(Collected data)
------------------------------------------------------------

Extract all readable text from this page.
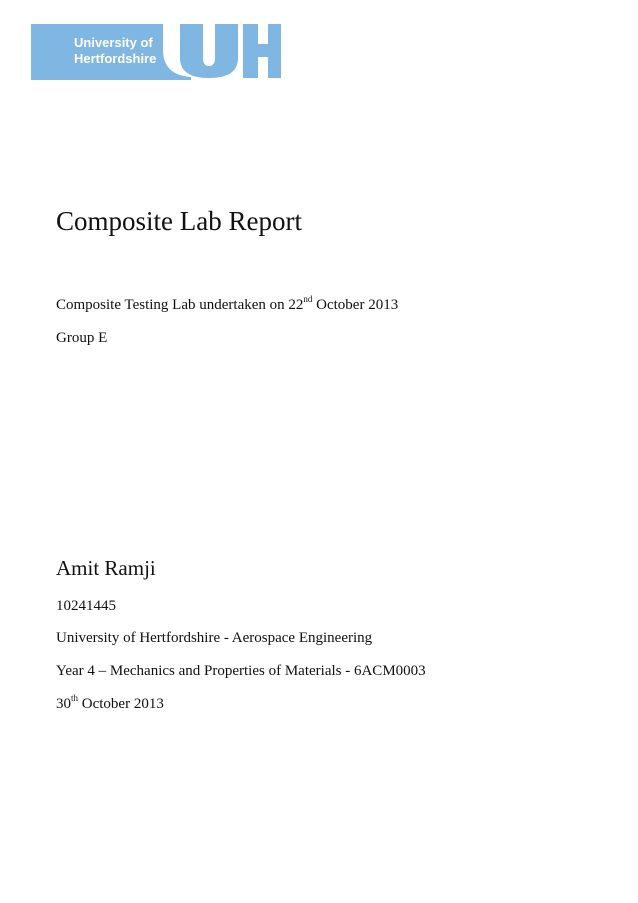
University of
Hertfordshire
Composite Lab Report

Composite Testing Lab undertaken on 22nd October 2013

Group E

Amit Ramji

10241445

University of Hertfordshire - Aerospace Engineering

Year 4 – Mechanics and Properties of Materials - 6ACM0003

30th October 2013
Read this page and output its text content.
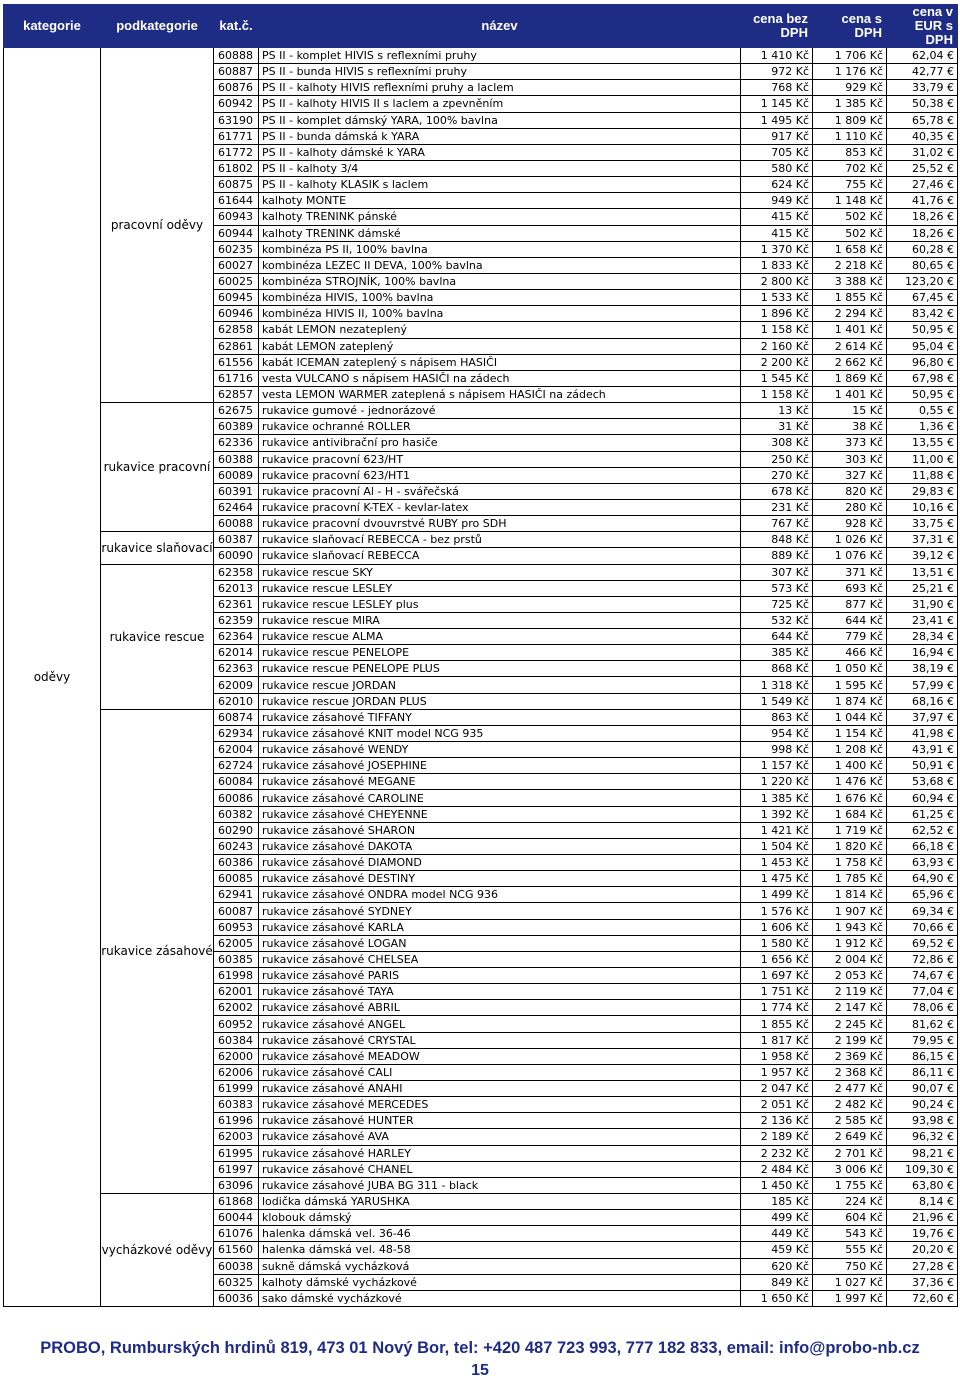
kategorie	podkategorie	kat.č.	název	cena bez DPH	cena s DPH	cena v EUR s DPH
oděvy	pracovní oděvy	60888	PS II - komplet HIVIS s reflexními pruhy	1 410 Kč	1 706 Kč	62,04 €
		60887	PS II - bunda HIVIS s reflexními pruhy	972 Kč	1 176 Kč	42,77 €
		60876	PS II - kalhoty HIVIS reflexními pruhy a laclem	768 Kč	929 Kč	33,79 €
		60942	PS II - kalhoty HIVIS II s laclem a zpevněním	1 145 Kč	1 385 Kč	50,38 €
		63190	PS II - komplet dámský YARA, 100% bavlna	1 495 Kč	1 809 Kč	65,78 €
		61771	PS II - bunda dámská k YARA	917 Kč	1 110 Kč	40,35 €
		61772	PS II - kalhoty dámské k YARA	705 Kč	853 Kč	31,02 €
		61802	PS II - kalhoty 3/4	580 Kč	702 Kč	25,52 €
		60875	PS II - kalhoty KLASIK s laclem	624 Kč	755 Kč	27,46 €
		61644	kalhoty MONTE	949 Kč	1 148 Kč	41,76 €
		60943	kalhoty TRENINK pánské	415 Kč	502 Kč	18,26 €
		60944	kalhoty TRENINK dámské	415 Kč	502 Kč	18,26 €
		60235	kombinéza PS II, 100% bavlna	1 370 Kč	1 658 Kč	60,28 €
		60027	kombinéza LEZEC II DEVA, 100% bavlna	1 833 Kč	2 218 Kč	80,65 €
		60025	kombinéza STROJNÍK, 100% bavlna	2 800 Kč	3 388 Kč	123,20 €
		60945	kombinéza HIVIS, 100% bavlna	1 533 Kč	1 855 Kč	67,45 €
		60946	kombinéza HIVIS II, 100% bavlna	1 896 Kč	2 294 Kč	83,42 €
		62858	kabát LEMON nezateplený	1 158 Kč	1 401 Kč	50,95 €
		62861	kabát LEMON zateplený	2 160 Kč	2 614 Kč	95,04 €
		61556	kabát ICEMAN zateplený s nápisem HASIČI	2 200 Kč	2 662 Kč	96,80 €
		61716	vesta VULCANO s nápisem HASIČI na zádech	1 545 Kč	1 869 Kč	67,98 €
		62857	vesta LEMON WARMER zateplená s nápisem HASIČI na zádech	1 158 Kč	1 401 Kč	50,95 €
	rukavice pracovní	62675	rukavice gumové - jednorázové	13 Kč	15 Kč	0,55 €
		60389	rukavice ochranné ROLLER	31 Kč	38 Kč	1,36 €
		62336	rukavice antivibrační pro hasiče	308 Kč	373 Kč	13,55 €
		60388	rukavice pracovní 623/HT	250 Kč	303 Kč	11,00 €
		60089	rukavice pracovní 623/HT1	270 Kč	327 Kč	11,88 €
		60391	rukavice pracovní Al - H - svářečská	678 Kč	820 Kč	29,83 €
		62464	rukavice pracovní K-TEX - kevlar-latex	231 Kč	280 Kč	10,16 €
		60088	rukavice pracovní dvouvrstvé RUBY pro SDH	767 Kč	928 Kč	33,75 €
	rukavice slaňovací	60387	rukavice slaňovací REBECCA - bez prstů	848 Kč	1 026 Kč	37,31 €
		60090	rukavice slaňovací REBECCA	889 Kč	1 076 Kč	39,12 €
	rukavice rescue	62358	rukavice rescue SKY	307 Kč	371 Kč	13,51 €
		62013	rukavice rescue LESLEY	573 Kč	693 Kč	25,21 €
		62361	rukavice rescue LESLEY plus	725 Kč	877 Kč	31,90 €
		62359	rukavice rescue MIRA	532 Kč	644 Kč	23,41 €
		62364	rukavice rescue ALMA	644 Kč	779 Kč	28,34 €
		62014	rukavice rescue PENELOPE	385 Kč	466 Kč	16,94 €
		62363	rukavice rescue PENELOPE PLUS	868 Kč	1 050 Kč	38,19 €
		62009	rukavice rescue JORDAN	1 318 Kč	1 595 Kč	57,99 €
		62010	rukavice rescue JORDAN PLUS	1 549 Kč	1 874 Kč	68,16 €
	rukavice zásahové	60874	rukavice zásahové TIFFANY	863 Kč	1 044 Kč	37,97 €
		62934	rukavice zásahové KNIT model NCG 935	954 Kč	1 154 Kč	41,98 €
		62004	rukavice zásahové WENDY	998 Kč	1 208 Kč	43,91 €
		62724	rukavice zásahové JOSEPHINE	1 157 Kč	1 400 Kč	50,91 €
		60084	rukavice zásahové MEGANE	1 220 Kč	1 476 Kč	53,68 €
		60086	rukavice zásahové CAROLINE	1 385 Kč	1 676 Kč	60,94 €
		60382	rukavice zásahové CHEYENNE	1 392 Kč	1 684 Kč	61,25 €
		60290	rukavice zásahové SHARON	1 421 Kč	1 719 Kč	62,52 €
		60243	rukavice zásahové DAKOTA	1 504 Kč	1 820 Kč	66,18 €
		60386	rukavice zásahové DIAMOND	1 453 Kč	1 758 Kč	63,93 €
		60085	rukavice zásahové DESTINY	1 475 Kč	1 785 Kč	64,90 €
		62941	rukavice zásahové ONDRA model NCG 936	1 499 Kč	1 814 Kč	65,96 €
		60087	rukavice zásahové SYDNEY	1 576 Kč	1 907 Kč	69,34 €
		60953	rukavice zásahové KARLA	1 606 Kč	1 943 Kč	70,66 €
		62005	rukavice zásahové LOGAN	1 580 Kč	1 912 Kč	69,52 €
		60385	rukavice zásahové CHELSEA	1 656 Kč	2 004 Kč	72,86 €
		61998	rukavice zásahové PARIS	1 697 Kč	2 053 Kč	74,67 €
		62001	rukavice zásahové TAYA	1 751 Kč	2 119 Kč	77,04 €
		62002	rukavice zásahové ABRIL	1 774 Kč	2 147 Kč	78,06 €
		60952	rukavice zásahové ANGEL	1 855 Kč	2 245 Kč	81,62 €
		60384	rukavice zásahové CRYSTAL	1 817 Kč	2 199 Kč	79,95 €
		62000	rukavice zásahové MEADOW	1 958 Kč	2 369 Kč	86,15 €
		62006	rukavice zásahové CALI	1 957 Kč	2 368 Kč	86,11 €
		61999	rukavice zásahové ANAHI	2 047 Kč	2 477 Kč	90,07 €
		60383	rukavice zásahové MERCEDES	2 051 Kč	2 482 Kč	90,24 €
		61996	rukavice zásahové HUNTER	2 136 Kč	2 585 Kč	93,98 €
		62003	rukavice zásahové AVA	2 189 Kč	2 649 Kč	96,32 €
		61995	rukavice zásahové HARLEY	2 232 Kč	2 701 Kč	98,21 €
		61997	rukavice zásahové CHANEL	2 484 Kč	3 006 Kč	109,30 €
		63096	rukavice zásahové JUBA BG 311 - black	1 450 Kč	1 755 Kč	63,80 €
	vycházkové oděvy	61868	lodička dámská YARUSHKA	185 Kč	224 Kč	8,14 €
		60044	klobouk dámský	499 Kč	604 Kč	21,96 €
		61076	halenka dámská vel. 36-46	449 Kč	543 Kč	19,76 €
		61560	halenka dámská vel. 48-58	459 Kč	555 Kč	20,20 €
		60038	sukně dámská vycházková	620 Kč	750 Kč	27,28 €
		60325	kalhoty dámské vycházkové	849 Kč	1 027 Kč	37,36 €
		60036	sako dámské vycházkové	1 650 Kč	1 997 Kč	72,60 €
PROBO, Rumburských hrdinů 819, 473 01 Nový Bor, tel: +420 487 723 993, 777 182 833, email: info@probo-nb.cz
15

------------------------------------------------------------

What the exercise asks: Copy every line of the entries above in which "October" occurs.

Solution:
Composite Testing Lab undertaken on 22nd October 2013
30th October 2013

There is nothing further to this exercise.